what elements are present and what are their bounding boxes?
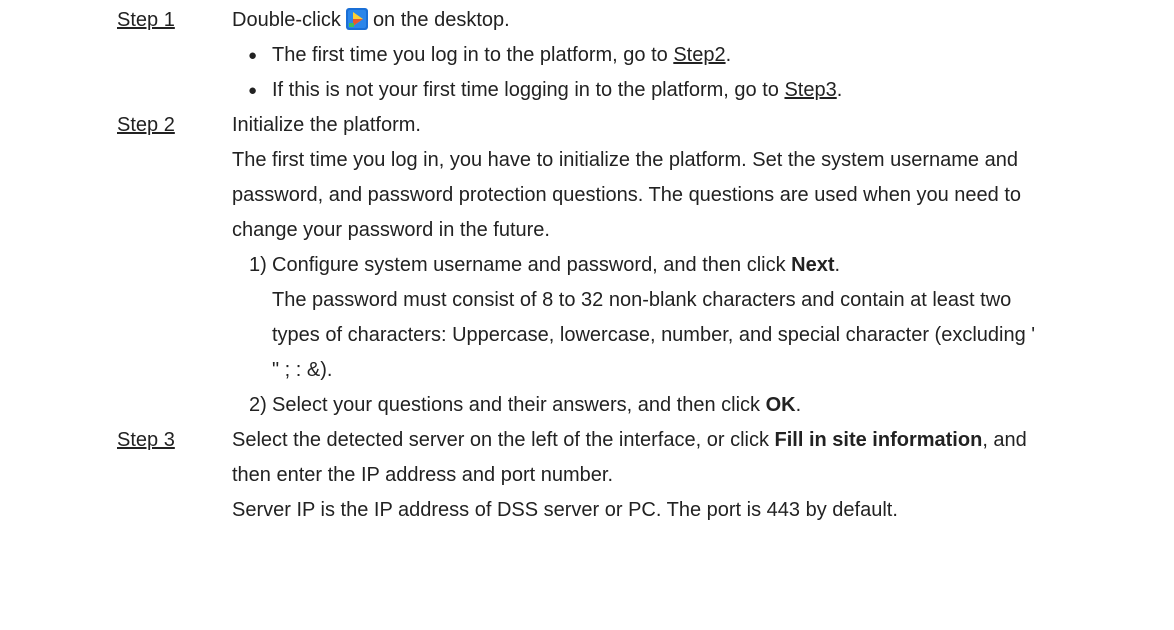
- step2-desc-line-1: The first time you log in, you have to i…: [0, 143, 1174, 178]
- step3-link[interactable]: Step3: [784, 79, 836, 101]
- substep-number: 2): [249, 394, 267, 416]
- bullet-text: The first time you log in to the platfor…: [272, 44, 674, 66]
- substep-number: 1): [249, 254, 267, 276]
- step3-text-2: then enter the IP address and port numbe…: [232, 464, 613, 486]
- dss-client-app-icon: [345, 7, 368, 30]
- password-note-line-3: " ; : &).: [0, 353, 1174, 388]
- substep-text: Select your questions and their answers,…: [272, 394, 766, 416]
- substep-suffix: .: [834, 254, 841, 276]
- next-button-ref: Next: [791, 254, 835, 276]
- step1-bullet-2: ● If this is not your first time logging…: [0, 73, 1174, 108]
- password-note-line-1: The password must consist of 8 to 32 non…: [0, 283, 1174, 318]
- step3-line-3: Server IP is the IP address of DSS serve…: [0, 493, 1174, 528]
- desc-text: password, and password protection questi…: [232, 184, 1022, 206]
- step1-label[interactable]: Step 1: [117, 3, 175, 38]
- bullet-text: If this is not your first time logging i…: [272, 79, 785, 101]
- note-text: types of characters: Uppercase, lowercas…: [272, 324, 1036, 346]
- substep-suffix: .: [795, 394, 802, 416]
- bullet-dot: ●: [248, 82, 258, 99]
- step2-desc-line-2: password, and password protection questi…: [0, 178, 1174, 213]
- bullet-dot: ●: [248, 47, 258, 64]
- password-note-line-2: types of characters: Uppercase, lowercas…: [0, 318, 1174, 353]
- document-page: Step 1 Double-click on the desktop. ● The…: [0, 0, 1174, 630]
- step3-text-3: Server IP is the IP address of DSS serve…: [232, 499, 898, 521]
- step3-label[interactable]: Step 3: [117, 423, 175, 458]
- desc-text: change your password in the future.: [232, 219, 550, 241]
- fill-site-info-ref: Fill in site information: [774, 429, 983, 451]
- step2-substep-1: 1) Configure system username and passwor…: [0, 248, 1174, 283]
- step1-text: Double-click on the desktop.: [232, 3, 510, 38]
- ok-button-ref: OK: [765, 394, 796, 416]
- note-text: " ; : &).: [272, 359, 333, 381]
- step3-line-2: then enter the IP address and port numbe…: [0, 458, 1174, 493]
- step1-row: Step 1 Double-click on the desktop.: [0, 3, 1174, 38]
- bullet-suffix: .: [725, 44, 732, 66]
- step2-link[interactable]: Step2: [673, 44, 725, 66]
- step2-desc-line-3: change your password in the future.: [0, 213, 1174, 248]
- step2-title: Initialize the platform.: [232, 114, 421, 136]
- note-text: The password must consist of 8 to 32 non…: [272, 289, 1012, 311]
- step1-bullet-1: ● The first time you log in to the platf…: [0, 38, 1174, 73]
- step3-row: Step 3 Select the detected server on the…: [0, 423, 1174, 458]
- desc-text: The first time you log in, you have to i…: [232, 149, 1018, 171]
- step3-suffix: , and: [982, 429, 1027, 451]
- step3-text: Select the detected server on the left o…: [232, 429, 775, 451]
- step2-substep-2: 2) Select your questions and their answe…: [0, 388, 1174, 423]
- substep-text: Configure system username and password, …: [272, 254, 792, 276]
- bullet-suffix: .: [836, 79, 843, 101]
- step1-text-before: Double-click: [232, 9, 341, 31]
- step2-label[interactable]: Step 2: [117, 108, 175, 143]
- step2-row: Step 2 Initialize the platform.: [0, 108, 1174, 143]
- step1-text-after: on the desktop.: [372, 9, 510, 31]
..........
-- REQUIREMENT --
List each line of the records above that contains the string "desc", where case counts.

-- SOLUTION TO THE PROBLEM --
- step2-desc-line-1: The first time you log in, you have to i…: [0, 143, 1174, 178]
- desc-text: password, and password protection questi…: [232, 184, 1022, 206]
- step2-desc-line-2: password, and password protection questi…: [0, 178, 1174, 213]
- desc-text: change your password in the future.: [232, 219, 550, 241]
- step2-desc-line-3: change your password in the future.: [0, 213, 1174, 248]
- desc-text: The first time you log in, you have to i…: [232, 149, 1018, 171]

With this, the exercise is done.